- GOAL
Copy every line of the following data that includes the string "Long".

### WORKING DATA

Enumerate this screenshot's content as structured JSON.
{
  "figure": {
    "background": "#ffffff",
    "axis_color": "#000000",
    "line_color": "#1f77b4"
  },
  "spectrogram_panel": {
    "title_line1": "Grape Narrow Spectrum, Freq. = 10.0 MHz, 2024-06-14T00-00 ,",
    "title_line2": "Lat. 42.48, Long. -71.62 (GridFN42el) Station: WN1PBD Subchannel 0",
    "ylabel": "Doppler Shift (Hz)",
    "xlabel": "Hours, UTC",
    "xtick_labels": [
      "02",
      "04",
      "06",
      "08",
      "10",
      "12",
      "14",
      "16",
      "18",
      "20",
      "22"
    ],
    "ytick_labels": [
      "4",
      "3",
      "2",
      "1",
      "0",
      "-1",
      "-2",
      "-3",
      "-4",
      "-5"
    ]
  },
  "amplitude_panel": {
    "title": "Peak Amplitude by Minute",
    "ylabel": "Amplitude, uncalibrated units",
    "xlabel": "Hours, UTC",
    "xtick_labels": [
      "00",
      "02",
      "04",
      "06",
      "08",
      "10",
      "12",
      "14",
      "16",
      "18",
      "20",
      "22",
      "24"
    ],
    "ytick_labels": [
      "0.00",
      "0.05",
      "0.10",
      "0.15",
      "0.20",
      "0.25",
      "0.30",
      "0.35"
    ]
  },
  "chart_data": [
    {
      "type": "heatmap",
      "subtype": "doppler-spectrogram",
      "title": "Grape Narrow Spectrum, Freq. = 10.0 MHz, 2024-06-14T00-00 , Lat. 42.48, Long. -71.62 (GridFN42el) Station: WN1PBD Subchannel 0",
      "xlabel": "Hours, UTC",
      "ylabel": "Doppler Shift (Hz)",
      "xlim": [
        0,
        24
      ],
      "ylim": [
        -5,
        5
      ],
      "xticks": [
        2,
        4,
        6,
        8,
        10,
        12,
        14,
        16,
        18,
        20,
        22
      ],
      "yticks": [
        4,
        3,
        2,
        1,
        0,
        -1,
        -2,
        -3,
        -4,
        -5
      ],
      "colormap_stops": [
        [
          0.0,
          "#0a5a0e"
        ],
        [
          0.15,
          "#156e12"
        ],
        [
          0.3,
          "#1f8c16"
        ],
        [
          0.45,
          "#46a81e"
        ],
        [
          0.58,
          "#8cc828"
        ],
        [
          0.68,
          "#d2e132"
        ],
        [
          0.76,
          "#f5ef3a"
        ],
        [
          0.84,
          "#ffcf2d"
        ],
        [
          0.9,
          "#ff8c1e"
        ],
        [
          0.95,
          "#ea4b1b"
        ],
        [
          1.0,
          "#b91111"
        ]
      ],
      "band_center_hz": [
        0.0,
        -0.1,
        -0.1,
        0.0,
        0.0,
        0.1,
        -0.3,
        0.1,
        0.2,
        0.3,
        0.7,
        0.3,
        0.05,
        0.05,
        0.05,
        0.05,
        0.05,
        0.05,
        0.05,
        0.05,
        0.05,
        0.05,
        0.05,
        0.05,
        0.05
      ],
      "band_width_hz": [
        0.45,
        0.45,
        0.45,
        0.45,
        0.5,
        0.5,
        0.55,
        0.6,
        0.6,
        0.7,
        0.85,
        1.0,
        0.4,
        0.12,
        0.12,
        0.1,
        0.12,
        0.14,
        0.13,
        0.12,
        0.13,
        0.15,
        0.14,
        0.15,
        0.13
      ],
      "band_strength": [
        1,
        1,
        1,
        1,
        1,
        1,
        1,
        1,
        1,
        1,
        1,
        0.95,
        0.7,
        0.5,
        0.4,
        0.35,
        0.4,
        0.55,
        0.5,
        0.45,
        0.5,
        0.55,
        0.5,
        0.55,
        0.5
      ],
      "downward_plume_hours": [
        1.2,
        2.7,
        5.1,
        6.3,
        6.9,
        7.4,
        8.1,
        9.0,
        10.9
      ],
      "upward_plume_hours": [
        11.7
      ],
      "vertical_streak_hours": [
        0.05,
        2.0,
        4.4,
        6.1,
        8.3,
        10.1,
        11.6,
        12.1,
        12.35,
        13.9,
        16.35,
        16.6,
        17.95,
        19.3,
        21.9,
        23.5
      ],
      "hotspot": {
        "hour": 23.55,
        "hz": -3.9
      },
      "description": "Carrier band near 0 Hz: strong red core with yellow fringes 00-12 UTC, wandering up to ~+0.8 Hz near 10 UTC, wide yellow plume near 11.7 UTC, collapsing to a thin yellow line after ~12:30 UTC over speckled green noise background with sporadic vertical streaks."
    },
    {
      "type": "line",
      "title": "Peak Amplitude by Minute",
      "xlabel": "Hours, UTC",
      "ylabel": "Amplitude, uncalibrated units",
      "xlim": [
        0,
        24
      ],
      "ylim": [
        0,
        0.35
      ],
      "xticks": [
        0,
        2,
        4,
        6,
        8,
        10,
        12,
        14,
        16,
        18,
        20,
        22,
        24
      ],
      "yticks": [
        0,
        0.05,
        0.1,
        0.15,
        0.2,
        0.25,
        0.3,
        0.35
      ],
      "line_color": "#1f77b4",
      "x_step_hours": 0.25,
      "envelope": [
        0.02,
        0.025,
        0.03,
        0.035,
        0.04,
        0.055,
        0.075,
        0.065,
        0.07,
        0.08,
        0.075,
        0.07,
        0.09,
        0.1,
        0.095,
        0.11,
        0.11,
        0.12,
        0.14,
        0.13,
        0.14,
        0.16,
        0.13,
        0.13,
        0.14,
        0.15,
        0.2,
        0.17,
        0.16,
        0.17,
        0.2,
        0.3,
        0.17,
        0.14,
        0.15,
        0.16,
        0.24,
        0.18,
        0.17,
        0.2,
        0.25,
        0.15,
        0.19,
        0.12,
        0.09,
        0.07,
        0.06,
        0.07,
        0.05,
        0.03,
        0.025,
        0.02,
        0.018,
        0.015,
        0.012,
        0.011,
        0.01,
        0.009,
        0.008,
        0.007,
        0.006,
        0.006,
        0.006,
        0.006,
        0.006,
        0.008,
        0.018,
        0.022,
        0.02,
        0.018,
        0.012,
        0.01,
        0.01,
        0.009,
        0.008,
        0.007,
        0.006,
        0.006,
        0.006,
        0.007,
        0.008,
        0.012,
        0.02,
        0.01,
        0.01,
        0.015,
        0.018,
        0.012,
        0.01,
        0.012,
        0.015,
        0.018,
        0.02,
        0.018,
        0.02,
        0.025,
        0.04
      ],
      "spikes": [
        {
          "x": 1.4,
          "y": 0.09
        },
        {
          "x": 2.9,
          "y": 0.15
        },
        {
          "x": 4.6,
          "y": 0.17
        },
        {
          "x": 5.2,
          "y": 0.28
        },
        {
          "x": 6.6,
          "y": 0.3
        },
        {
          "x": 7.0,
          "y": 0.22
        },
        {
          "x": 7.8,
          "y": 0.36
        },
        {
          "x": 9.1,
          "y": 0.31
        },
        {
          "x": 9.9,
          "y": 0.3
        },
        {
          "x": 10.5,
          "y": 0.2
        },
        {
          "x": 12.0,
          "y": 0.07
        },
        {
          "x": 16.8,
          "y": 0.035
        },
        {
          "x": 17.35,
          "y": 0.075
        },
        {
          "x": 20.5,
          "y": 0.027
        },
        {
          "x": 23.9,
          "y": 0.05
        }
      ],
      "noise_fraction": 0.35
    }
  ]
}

######
### WORKING DATA

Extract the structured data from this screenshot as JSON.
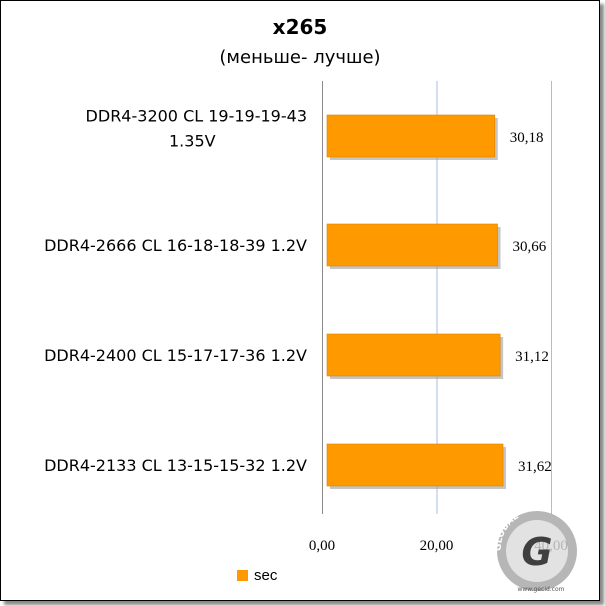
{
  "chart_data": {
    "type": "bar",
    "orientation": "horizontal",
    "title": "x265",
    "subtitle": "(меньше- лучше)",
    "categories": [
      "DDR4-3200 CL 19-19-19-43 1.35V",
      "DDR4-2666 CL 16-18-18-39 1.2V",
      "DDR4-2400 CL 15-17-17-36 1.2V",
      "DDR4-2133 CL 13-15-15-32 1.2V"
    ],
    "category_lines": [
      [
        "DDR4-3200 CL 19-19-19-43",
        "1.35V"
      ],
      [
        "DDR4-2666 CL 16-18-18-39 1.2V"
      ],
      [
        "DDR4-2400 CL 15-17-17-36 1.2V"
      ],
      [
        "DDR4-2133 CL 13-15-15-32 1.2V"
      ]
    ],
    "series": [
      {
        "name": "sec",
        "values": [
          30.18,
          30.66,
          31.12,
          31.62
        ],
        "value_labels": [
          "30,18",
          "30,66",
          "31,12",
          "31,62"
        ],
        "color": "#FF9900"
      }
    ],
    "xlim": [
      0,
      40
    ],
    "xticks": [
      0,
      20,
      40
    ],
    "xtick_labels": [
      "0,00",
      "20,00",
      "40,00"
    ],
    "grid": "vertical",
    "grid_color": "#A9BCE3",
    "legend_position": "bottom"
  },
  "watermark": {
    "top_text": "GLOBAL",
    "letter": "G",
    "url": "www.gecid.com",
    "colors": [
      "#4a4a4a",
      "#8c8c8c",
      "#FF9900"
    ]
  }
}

######

- WRITTEN SOLUTION
    "title_line2": "Lat. 42.48, Long. -71.62 (GridFN42el) Station: WN1PBD Subchannel 0",
      "title": "Grape Narrow Spectrum, Freq. = 10.0 MHz, 2024-06-14T00-00 , Lat. 42.48, Long. -71.62 (GridFN42el) Station: WN1PBD Subchannel 0",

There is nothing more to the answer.